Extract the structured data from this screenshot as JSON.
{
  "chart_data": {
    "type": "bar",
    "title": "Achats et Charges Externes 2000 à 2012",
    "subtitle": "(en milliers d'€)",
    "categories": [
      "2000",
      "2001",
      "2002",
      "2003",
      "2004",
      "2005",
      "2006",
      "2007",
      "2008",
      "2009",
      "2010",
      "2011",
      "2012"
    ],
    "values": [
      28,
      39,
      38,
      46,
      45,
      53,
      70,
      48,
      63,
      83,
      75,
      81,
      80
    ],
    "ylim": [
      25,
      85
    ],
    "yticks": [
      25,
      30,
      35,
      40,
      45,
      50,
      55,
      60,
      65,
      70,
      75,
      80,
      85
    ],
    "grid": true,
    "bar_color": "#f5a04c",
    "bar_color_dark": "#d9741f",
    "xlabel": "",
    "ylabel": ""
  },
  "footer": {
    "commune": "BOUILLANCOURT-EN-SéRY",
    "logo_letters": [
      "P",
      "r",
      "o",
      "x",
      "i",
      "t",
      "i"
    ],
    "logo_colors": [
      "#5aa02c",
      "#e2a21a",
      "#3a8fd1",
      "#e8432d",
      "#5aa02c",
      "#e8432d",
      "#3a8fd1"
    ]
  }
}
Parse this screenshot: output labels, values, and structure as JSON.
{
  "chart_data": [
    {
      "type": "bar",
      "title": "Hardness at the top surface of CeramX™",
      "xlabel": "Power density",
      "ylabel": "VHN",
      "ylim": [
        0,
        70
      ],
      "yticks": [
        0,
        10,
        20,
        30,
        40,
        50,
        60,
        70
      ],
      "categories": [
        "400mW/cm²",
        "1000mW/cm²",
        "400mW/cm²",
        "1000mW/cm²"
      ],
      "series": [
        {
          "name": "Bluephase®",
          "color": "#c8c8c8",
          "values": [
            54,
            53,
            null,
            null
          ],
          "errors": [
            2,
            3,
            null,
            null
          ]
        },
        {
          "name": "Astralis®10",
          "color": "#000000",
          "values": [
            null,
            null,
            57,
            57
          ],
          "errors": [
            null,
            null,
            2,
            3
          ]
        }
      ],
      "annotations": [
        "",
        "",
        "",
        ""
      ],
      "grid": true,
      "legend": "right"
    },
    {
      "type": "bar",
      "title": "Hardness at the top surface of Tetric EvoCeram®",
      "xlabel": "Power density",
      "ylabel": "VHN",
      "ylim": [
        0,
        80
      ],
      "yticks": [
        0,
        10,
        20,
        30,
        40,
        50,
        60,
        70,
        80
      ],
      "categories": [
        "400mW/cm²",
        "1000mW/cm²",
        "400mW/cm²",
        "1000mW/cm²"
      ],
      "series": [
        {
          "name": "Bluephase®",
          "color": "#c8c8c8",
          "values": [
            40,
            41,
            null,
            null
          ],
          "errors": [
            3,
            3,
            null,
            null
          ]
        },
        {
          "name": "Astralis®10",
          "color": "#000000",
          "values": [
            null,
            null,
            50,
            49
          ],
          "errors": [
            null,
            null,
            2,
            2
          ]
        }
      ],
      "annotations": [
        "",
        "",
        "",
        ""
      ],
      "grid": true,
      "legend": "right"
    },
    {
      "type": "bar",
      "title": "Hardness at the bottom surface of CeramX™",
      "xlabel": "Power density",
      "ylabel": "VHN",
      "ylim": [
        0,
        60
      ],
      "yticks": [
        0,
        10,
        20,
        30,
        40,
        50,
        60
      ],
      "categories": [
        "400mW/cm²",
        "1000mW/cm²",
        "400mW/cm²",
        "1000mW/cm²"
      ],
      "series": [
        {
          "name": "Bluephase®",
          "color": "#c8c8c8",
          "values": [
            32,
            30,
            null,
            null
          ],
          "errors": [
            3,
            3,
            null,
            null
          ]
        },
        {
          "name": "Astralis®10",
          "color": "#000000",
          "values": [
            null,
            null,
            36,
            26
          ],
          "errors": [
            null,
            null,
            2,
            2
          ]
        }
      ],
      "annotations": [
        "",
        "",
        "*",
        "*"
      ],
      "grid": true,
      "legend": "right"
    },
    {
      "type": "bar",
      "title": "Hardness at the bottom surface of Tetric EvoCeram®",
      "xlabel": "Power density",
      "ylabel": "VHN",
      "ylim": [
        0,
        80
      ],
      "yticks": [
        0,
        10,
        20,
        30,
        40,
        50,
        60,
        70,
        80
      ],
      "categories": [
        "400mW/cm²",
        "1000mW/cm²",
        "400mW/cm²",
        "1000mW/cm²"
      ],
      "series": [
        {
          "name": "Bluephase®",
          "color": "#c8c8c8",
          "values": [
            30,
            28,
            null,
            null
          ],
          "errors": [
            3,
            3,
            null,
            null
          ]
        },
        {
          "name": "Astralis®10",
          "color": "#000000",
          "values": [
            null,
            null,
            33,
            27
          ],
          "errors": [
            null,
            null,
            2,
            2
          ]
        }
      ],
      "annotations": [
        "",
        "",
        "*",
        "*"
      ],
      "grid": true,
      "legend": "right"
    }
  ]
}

Short problem: Find the word "EvoCeram" in the material, then list each line that holds it.

Result of this exercise:
      "title": "Hardness at the top surface of Tetric EvoCeram®",
      "title": "Hardness at the bottom surface of Tetric EvoCeram®",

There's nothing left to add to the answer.